Identify every line in the records below that contains the word "福华社区党群服务中心", and reproduce each one.

----- EXERCISE INPUTS

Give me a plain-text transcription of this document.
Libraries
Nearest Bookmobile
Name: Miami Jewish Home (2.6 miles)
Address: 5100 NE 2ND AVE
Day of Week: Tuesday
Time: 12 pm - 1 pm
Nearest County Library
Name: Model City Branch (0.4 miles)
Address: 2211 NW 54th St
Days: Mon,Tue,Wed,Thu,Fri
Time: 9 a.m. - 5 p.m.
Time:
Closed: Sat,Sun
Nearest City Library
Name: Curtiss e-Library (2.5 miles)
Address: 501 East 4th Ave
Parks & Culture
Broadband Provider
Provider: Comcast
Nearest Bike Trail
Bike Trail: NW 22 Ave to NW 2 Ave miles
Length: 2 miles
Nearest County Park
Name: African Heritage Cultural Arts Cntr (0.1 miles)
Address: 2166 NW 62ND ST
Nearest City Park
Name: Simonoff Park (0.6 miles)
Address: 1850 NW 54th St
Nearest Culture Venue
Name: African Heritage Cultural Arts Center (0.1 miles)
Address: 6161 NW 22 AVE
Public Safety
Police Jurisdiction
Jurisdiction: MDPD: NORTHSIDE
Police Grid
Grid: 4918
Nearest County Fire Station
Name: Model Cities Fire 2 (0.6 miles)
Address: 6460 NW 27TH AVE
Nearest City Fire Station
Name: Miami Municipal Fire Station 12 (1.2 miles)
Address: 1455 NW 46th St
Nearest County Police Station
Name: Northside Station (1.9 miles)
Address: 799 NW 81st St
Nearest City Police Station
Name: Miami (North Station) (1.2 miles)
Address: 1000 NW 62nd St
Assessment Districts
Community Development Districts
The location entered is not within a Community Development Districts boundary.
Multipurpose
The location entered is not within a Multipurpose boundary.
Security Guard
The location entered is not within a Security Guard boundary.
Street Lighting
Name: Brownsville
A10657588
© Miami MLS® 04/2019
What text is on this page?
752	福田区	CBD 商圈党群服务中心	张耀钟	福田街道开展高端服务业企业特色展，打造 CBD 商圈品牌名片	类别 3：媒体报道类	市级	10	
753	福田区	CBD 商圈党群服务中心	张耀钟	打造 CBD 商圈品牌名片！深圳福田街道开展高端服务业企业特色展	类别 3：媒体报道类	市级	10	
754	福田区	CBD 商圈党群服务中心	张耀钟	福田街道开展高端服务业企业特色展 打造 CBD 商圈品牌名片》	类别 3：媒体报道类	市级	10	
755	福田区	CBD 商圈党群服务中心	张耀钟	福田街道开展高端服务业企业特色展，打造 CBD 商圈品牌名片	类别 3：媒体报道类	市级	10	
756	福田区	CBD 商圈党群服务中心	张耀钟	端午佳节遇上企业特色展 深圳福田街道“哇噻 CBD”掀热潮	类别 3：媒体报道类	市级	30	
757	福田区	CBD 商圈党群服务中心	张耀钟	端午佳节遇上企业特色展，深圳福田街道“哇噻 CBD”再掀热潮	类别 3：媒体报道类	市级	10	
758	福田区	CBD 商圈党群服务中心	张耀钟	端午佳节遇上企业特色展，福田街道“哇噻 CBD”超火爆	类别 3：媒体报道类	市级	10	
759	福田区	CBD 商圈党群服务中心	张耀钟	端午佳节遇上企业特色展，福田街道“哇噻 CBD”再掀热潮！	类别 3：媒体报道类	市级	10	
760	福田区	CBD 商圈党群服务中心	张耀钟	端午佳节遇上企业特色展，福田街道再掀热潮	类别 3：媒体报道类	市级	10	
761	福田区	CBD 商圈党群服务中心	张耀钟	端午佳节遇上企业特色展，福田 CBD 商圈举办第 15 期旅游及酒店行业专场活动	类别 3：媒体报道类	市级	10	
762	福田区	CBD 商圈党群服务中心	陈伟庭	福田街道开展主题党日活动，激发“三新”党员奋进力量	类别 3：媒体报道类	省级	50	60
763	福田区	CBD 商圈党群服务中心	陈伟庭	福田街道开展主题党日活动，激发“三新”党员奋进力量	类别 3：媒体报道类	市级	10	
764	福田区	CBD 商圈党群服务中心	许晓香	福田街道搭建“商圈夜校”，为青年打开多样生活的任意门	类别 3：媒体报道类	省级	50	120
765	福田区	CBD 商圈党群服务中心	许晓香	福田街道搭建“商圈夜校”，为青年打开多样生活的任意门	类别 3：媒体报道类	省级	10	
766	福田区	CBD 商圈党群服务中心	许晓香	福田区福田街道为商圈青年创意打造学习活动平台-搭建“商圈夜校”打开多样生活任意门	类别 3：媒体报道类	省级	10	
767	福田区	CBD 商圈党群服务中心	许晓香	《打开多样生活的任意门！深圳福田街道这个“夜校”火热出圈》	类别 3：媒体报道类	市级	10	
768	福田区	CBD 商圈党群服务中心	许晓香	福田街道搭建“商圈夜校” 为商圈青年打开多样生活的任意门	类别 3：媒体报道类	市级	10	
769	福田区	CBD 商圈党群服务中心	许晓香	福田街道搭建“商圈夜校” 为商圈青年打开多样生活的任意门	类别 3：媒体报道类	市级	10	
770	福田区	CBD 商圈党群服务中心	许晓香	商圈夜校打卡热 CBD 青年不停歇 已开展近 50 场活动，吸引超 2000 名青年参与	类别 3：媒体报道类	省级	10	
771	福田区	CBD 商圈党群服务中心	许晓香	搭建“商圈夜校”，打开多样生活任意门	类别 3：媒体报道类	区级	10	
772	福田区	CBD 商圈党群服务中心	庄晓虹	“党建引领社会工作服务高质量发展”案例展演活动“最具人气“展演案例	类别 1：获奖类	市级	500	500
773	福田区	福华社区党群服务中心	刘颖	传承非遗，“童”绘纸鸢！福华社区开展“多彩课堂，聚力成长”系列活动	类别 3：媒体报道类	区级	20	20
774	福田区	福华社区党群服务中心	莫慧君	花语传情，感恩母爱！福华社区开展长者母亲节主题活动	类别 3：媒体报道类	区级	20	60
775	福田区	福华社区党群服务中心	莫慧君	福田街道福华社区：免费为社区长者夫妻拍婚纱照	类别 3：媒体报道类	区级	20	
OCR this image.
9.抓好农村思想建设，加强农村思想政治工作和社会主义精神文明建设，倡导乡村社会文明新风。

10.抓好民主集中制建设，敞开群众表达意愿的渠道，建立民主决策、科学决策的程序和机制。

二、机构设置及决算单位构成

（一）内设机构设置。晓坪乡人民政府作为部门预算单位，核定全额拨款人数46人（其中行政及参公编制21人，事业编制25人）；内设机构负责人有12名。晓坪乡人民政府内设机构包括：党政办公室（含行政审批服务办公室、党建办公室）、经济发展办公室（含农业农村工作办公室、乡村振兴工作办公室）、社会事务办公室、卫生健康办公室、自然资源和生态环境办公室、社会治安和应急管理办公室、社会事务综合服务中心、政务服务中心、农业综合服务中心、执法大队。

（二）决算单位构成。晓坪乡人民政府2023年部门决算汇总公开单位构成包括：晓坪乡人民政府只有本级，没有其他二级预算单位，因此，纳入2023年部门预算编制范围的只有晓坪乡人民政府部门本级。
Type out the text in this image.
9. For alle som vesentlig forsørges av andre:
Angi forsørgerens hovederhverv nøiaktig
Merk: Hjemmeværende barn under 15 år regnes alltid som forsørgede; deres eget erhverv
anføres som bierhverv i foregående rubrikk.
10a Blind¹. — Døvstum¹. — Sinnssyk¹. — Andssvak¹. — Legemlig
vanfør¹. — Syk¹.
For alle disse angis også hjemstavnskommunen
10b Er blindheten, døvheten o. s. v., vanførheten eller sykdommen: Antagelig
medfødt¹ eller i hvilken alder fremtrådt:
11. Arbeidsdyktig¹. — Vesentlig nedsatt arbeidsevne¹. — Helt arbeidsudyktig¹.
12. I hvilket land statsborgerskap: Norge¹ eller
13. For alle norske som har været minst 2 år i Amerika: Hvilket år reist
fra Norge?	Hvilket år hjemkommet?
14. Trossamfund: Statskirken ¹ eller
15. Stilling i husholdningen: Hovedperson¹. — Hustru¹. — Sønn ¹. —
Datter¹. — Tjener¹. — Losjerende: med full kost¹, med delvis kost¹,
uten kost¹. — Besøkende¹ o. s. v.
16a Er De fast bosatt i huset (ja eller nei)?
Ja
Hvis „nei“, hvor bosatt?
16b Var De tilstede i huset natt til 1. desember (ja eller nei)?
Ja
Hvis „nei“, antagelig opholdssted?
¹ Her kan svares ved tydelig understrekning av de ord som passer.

----------

-- RIGHT ANSWER --
773	福田区	福华社区党群服务中心	刘颖	传承非遗，“童”绘纸鸢！福华社区开展“多彩课堂，聚力成长”系列活动	类别 3：媒体报道类	区级	20	20
774	福田区	福华社区党群服务中心	莫慧君	花语传情，感恩母爱！福华社区开展长者母亲节主题活动	类别 3：媒体报道类	区级	20	60
775	福田区	福华社区党群服务中心	莫慧君	福田街道福华社区：免费为社区长者夫妻拍婚纱照	类别 3：媒体报道类	区级	20	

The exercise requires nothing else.